Instructions for the task:
Select, from the material below, each line with "desc" in it.

:: Entries ::

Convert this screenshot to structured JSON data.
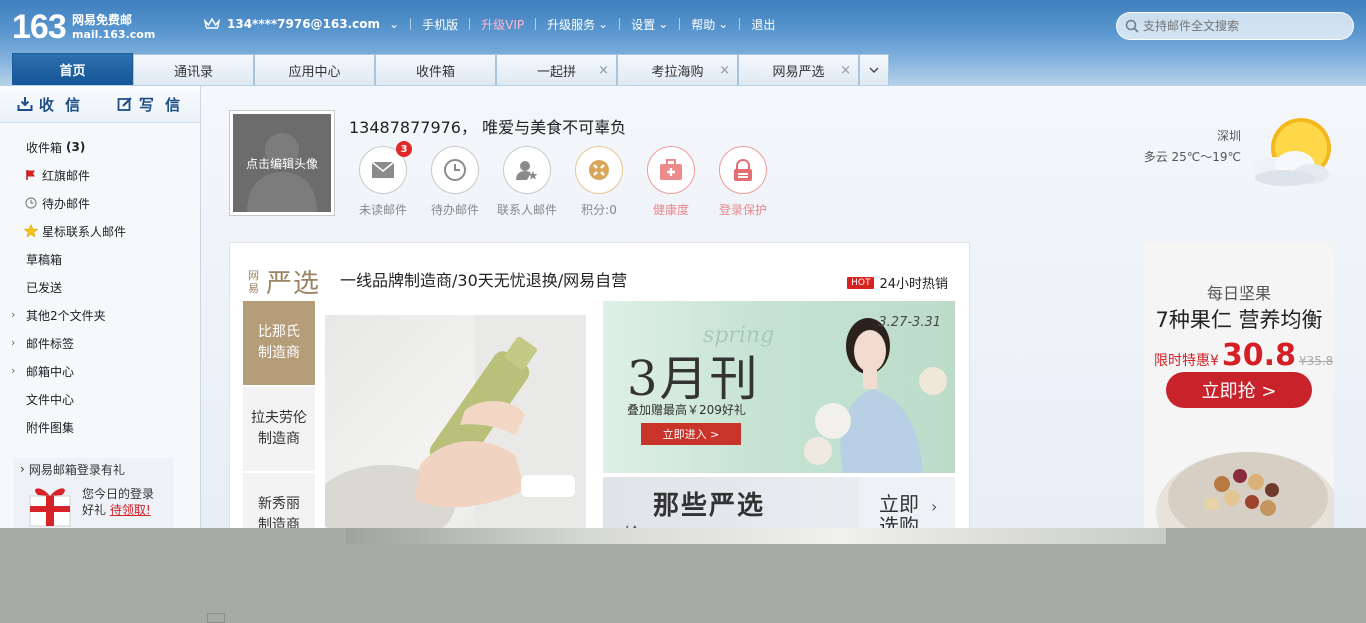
{
  "header": {
    "logo_number": "163",
    "logo_name": "网易免费邮",
    "logo_domain": "mail.163.com",
    "account": "134****7976@163.com",
    "links": [
      "手机版",
      "升级VIP",
      "升级服务",
      "设置",
      "帮助",
      "退出"
    ],
    "search_placeholder": "支持邮件全文搜索"
  },
  "tabs": [
    "首页",
    "通讯录",
    "应用中心",
    "收件箱",
    "一起拼",
    "考拉海购",
    "网易严选"
  ],
  "sidebar": {
    "receive": "收 信",
    "write": "写 信",
    "folders": [
      {
        "label": "收件箱",
        "count": "(3)"
      },
      {
        "label": "红旗邮件",
        "icon": "red-flag-icon"
      },
      {
        "label": "待办邮件",
        "icon": "clock-icon"
      },
      {
        "label": "星标联系人邮件",
        "icon": "star-icon"
      },
      {
        "label": "草稿箱"
      },
      {
        "label": "已发送"
      },
      {
        "label": "其他2个文件夹"
      },
      {
        "label": "邮件标签"
      },
      {
        "label": "邮箱中心"
      },
      {
        "label": "文件中心"
      },
      {
        "label": "附件图集"
      }
    ],
    "promo_title": "网易邮箱登录有礼",
    "promo_line1": "您今日的登录",
    "promo_line2a": "好礼",
    "promo_line2b": "待领取!"
  },
  "profile": {
    "avatar_label": "点击编辑头像",
    "greeting": "13487877976， 唯爱与美食不可辜负",
    "stats": [
      {
        "label": "未读邮件",
        "badge": "3",
        "icon": "envelope-icon"
      },
      {
        "label": "待办邮件",
        "icon": "clock-icon"
      },
      {
        "label": "联系人邮件",
        "icon": "contact-star-icon"
      },
      {
        "label": "积分:0",
        "icon": "points-icon"
      },
      {
        "label": "健康度",
        "icon": "health-kit-icon"
      },
      {
        "label": "登录保护",
        "icon": "lock-icon"
      }
    ]
  },
  "weather": {
    "city": "深圳",
    "desc": "多云 25℃～19℃"
  },
  "yanxuan": {
    "logo_small": "网易",
    "logo_big": "严选",
    "slogan": "一线品牌制造商/30天无忧退换/网易自营",
    "hot_badge": "HOT",
    "hot_text": "24小时热销",
    "vendors": [
      "比那氏\n制造商",
      "拉夫劳伦\n制造商",
      "新秀丽\n制造商"
    ],
    "banner1_date": "3.27-3.31",
    "banner1_spring": "spring",
    "banner1_title": "3月刊",
    "banner1_sub": "叠加赠最高￥209好礼",
    "banner1_btn": "立即进入 >",
    "banner2_title": "那些严选",
    "banner2_buy": "立即\n选购",
    "banner2_sub": "给"
  },
  "ad": {
    "line1": "每日坚果",
    "line2": "7种果仁 营养均衡",
    "price_label": "限时特惠¥",
    "price": "30.8",
    "old_price": "¥35.8",
    "button": "立即抢 >"
  },
  "colors": {
    "accent": "#145696",
    "red": "#d41f27",
    "gold": "#b49d78"
  }
}
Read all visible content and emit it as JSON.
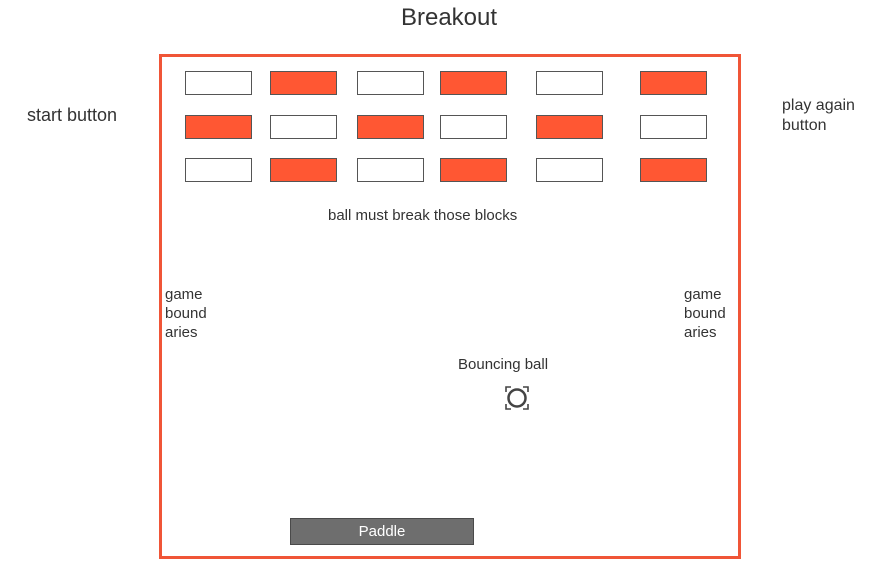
{
  "title": "Breakout",
  "start_label": "start button",
  "play_again_label": "play again\nbutton",
  "blocks_caption": "ball must break those blocks",
  "bound_left": "game\nbound\naries",
  "bound_right": "game\nbound\naries",
  "ball_caption": "Bouncing ball",
  "paddle_label": "Paddle",
  "colors": {
    "frame": "#f05537",
    "filled_block": "#ff5733",
    "empty_block": "#ffffff",
    "paddle": "#6e6e6e"
  },
  "blocks": [
    [
      "empty",
      "filled",
      "empty",
      "filled",
      "empty",
      "filled"
    ],
    [
      "filled",
      "empty",
      "filled",
      "empty",
      "filled",
      "empty"
    ],
    [
      "empty",
      "filled",
      "empty",
      "filled",
      "empty",
      "filled"
    ]
  ]
}
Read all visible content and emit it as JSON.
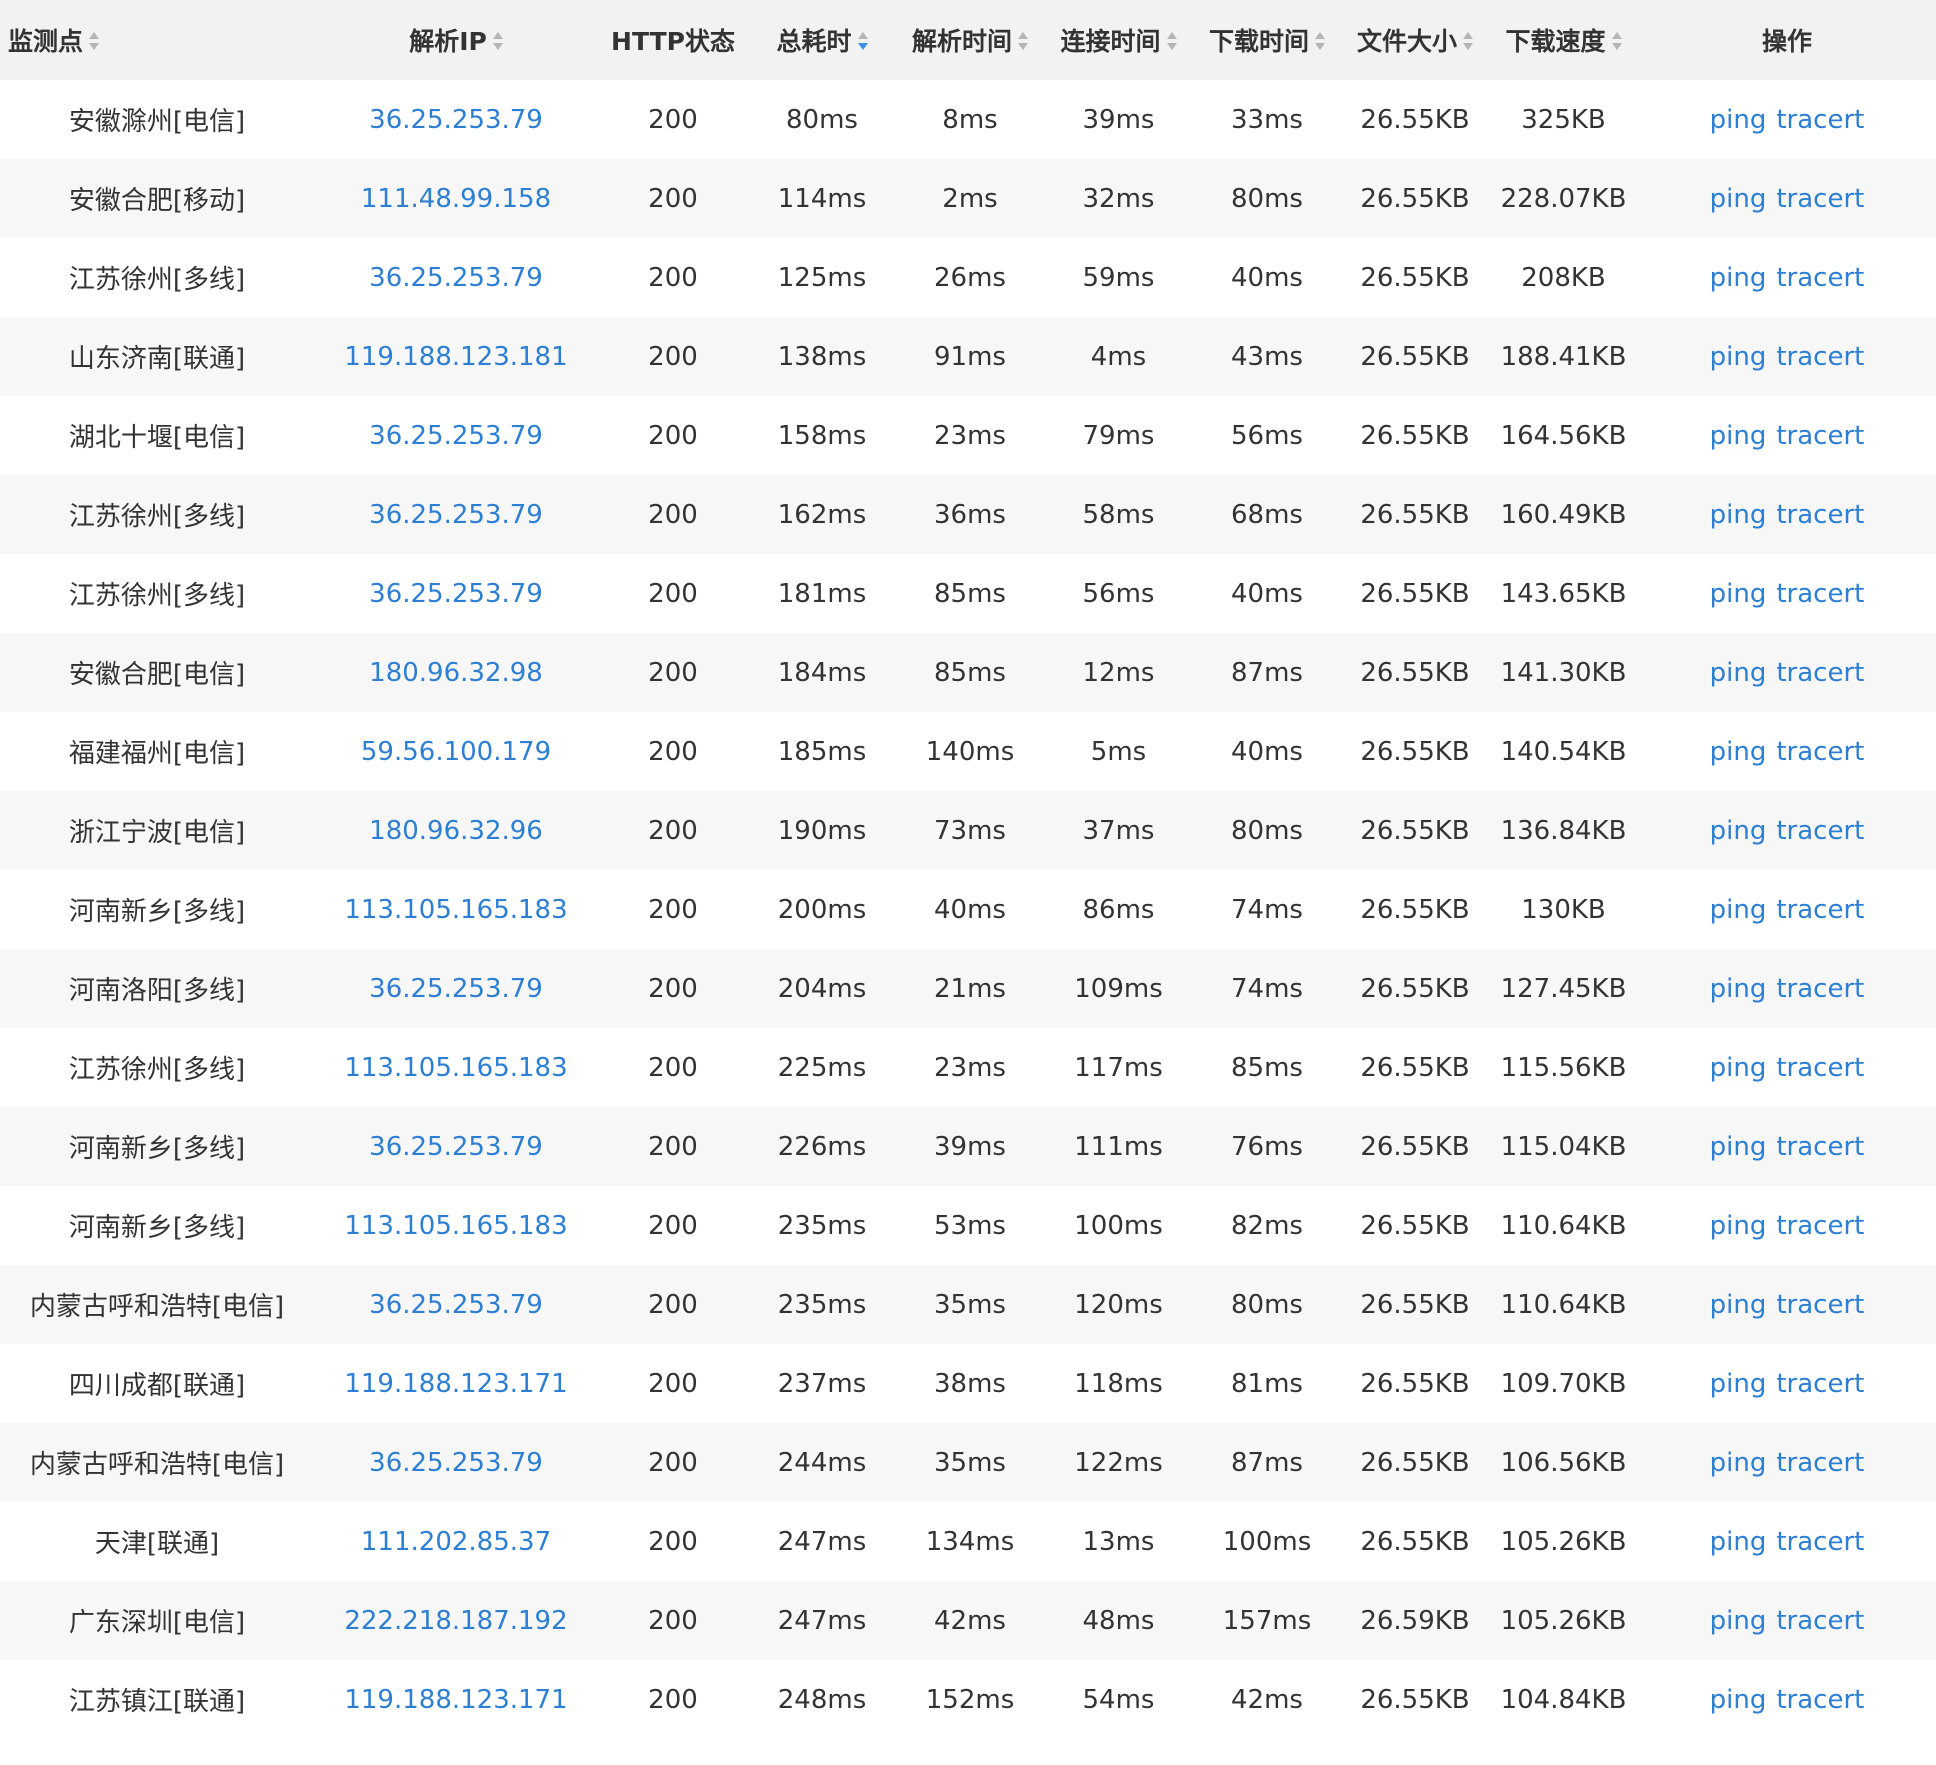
{
  "table": {
    "headers": {
      "location": "监测点",
      "ip": "解析IP",
      "status": "HTTP状态",
      "total": "总耗时",
      "dns": "解析时间",
      "connect": "连接时间",
      "download": "下载时间",
      "size": "文件大小",
      "speed": "下载速度",
      "actions": "操作"
    },
    "sort_icons": {
      "location": "sort-icon",
      "ip": "sort-icon",
      "total": "sort-desc-active-icon",
      "dns": "sort-icon",
      "connect": "sort-icon",
      "download": "sort-icon",
      "size": "sort-icon",
      "speed": "sort-icon"
    },
    "accent_color": "#2d7fd3",
    "action_labels": {
      "ping": "ping",
      "tracert": "tracert"
    },
    "rows": [
      {
        "location": "安徽滁州[电信]",
        "ip": "36.25.253.79",
        "status": "200",
        "total": "80ms",
        "dns": "8ms",
        "connect": "39ms",
        "download": "33ms",
        "size": "26.55KB",
        "speed": "325KB"
      },
      {
        "location": "安徽合肥[移动]",
        "ip": "111.48.99.158",
        "status": "200",
        "total": "114ms",
        "dns": "2ms",
        "connect": "32ms",
        "download": "80ms",
        "size": "26.55KB",
        "speed": "228.07KB"
      },
      {
        "location": "江苏徐州[多线]",
        "ip": "36.25.253.79",
        "status": "200",
        "total": "125ms",
        "dns": "26ms",
        "connect": "59ms",
        "download": "40ms",
        "size": "26.55KB",
        "speed": "208KB"
      },
      {
        "location": "山东济南[联通]",
        "ip": "119.188.123.181",
        "status": "200",
        "total": "138ms",
        "dns": "91ms",
        "connect": "4ms",
        "download": "43ms",
        "size": "26.55KB",
        "speed": "188.41KB"
      },
      {
        "location": "湖北十堰[电信]",
        "ip": "36.25.253.79",
        "status": "200",
        "total": "158ms",
        "dns": "23ms",
        "connect": "79ms",
        "download": "56ms",
        "size": "26.55KB",
        "speed": "164.56KB"
      },
      {
        "location": "江苏徐州[多线]",
        "ip": "36.25.253.79",
        "status": "200",
        "total": "162ms",
        "dns": "36ms",
        "connect": "58ms",
        "download": "68ms",
        "size": "26.55KB",
        "speed": "160.49KB"
      },
      {
        "location": "江苏徐州[多线]",
        "ip": "36.25.253.79",
        "status": "200",
        "total": "181ms",
        "dns": "85ms",
        "connect": "56ms",
        "download": "40ms",
        "size": "26.55KB",
        "speed": "143.65KB"
      },
      {
        "location": "安徽合肥[电信]",
        "ip": "180.96.32.98",
        "status": "200",
        "total": "184ms",
        "dns": "85ms",
        "connect": "12ms",
        "download": "87ms",
        "size": "26.55KB",
        "speed": "141.30KB"
      },
      {
        "location": "福建福州[电信]",
        "ip": "59.56.100.179",
        "status": "200",
        "total": "185ms",
        "dns": "140ms",
        "connect": "5ms",
        "download": "40ms",
        "size": "26.55KB",
        "speed": "140.54KB"
      },
      {
        "location": "浙江宁波[电信]",
        "ip": "180.96.32.96",
        "status": "200",
        "total": "190ms",
        "dns": "73ms",
        "connect": "37ms",
        "download": "80ms",
        "size": "26.55KB",
        "speed": "136.84KB"
      },
      {
        "location": "河南新乡[多线]",
        "ip": "113.105.165.183",
        "status": "200",
        "total": "200ms",
        "dns": "40ms",
        "connect": "86ms",
        "download": "74ms",
        "size": "26.55KB",
        "speed": "130KB"
      },
      {
        "location": "河南洛阳[多线]",
        "ip": "36.25.253.79",
        "status": "200",
        "total": "204ms",
        "dns": "21ms",
        "connect": "109ms",
        "download": "74ms",
        "size": "26.55KB",
        "speed": "127.45KB"
      },
      {
        "location": "江苏徐州[多线]",
        "ip": "113.105.165.183",
        "status": "200",
        "total": "225ms",
        "dns": "23ms",
        "connect": "117ms",
        "download": "85ms",
        "size": "26.55KB",
        "speed": "115.56KB"
      },
      {
        "location": "河南新乡[多线]",
        "ip": "36.25.253.79",
        "status": "200",
        "total": "226ms",
        "dns": "39ms",
        "connect": "111ms",
        "download": "76ms",
        "size": "26.55KB",
        "speed": "115.04KB"
      },
      {
        "location": "河南新乡[多线]",
        "ip": "113.105.165.183",
        "status": "200",
        "total": "235ms",
        "dns": "53ms",
        "connect": "100ms",
        "download": "82ms",
        "size": "26.55KB",
        "speed": "110.64KB"
      },
      {
        "location": "内蒙古呼和浩特[电信]",
        "ip": "36.25.253.79",
        "status": "200",
        "total": "235ms",
        "dns": "35ms",
        "connect": "120ms",
        "download": "80ms",
        "size": "26.55KB",
        "speed": "110.64KB"
      },
      {
        "location": "四川成都[联通]",
        "ip": "119.188.123.171",
        "status": "200",
        "total": "237ms",
        "dns": "38ms",
        "connect": "118ms",
        "download": "81ms",
        "size": "26.55KB",
        "speed": "109.70KB"
      },
      {
        "location": "内蒙古呼和浩特[电信]",
        "ip": "36.25.253.79",
        "status": "200",
        "total": "244ms",
        "dns": "35ms",
        "connect": "122ms",
        "download": "87ms",
        "size": "26.55KB",
        "speed": "106.56KB"
      },
      {
        "location": "天津[联通]",
        "ip": "111.202.85.37",
        "status": "200",
        "total": "247ms",
        "dns": "134ms",
        "connect": "13ms",
        "download": "100ms",
        "size": "26.55KB",
        "speed": "105.26KB"
      },
      {
        "location": "广东深圳[电信]",
        "ip": "222.218.187.192",
        "status": "200",
        "total": "247ms",
        "dns": "42ms",
        "connect": "48ms",
        "download": "157ms",
        "size": "26.59KB",
        "speed": "105.26KB"
      },
      {
        "location": "江苏镇江[联通]",
        "ip": "119.188.123.171",
        "status": "200",
        "total": "248ms",
        "dns": "152ms",
        "connect": "54ms",
        "download": "42ms",
        "size": "26.55KB",
        "speed": "104.84KB"
      }
    ]
  }
}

:::

Correct result:
    "desc": "多云 25℃～19℃"
      "total": "sort-desc-active-icon",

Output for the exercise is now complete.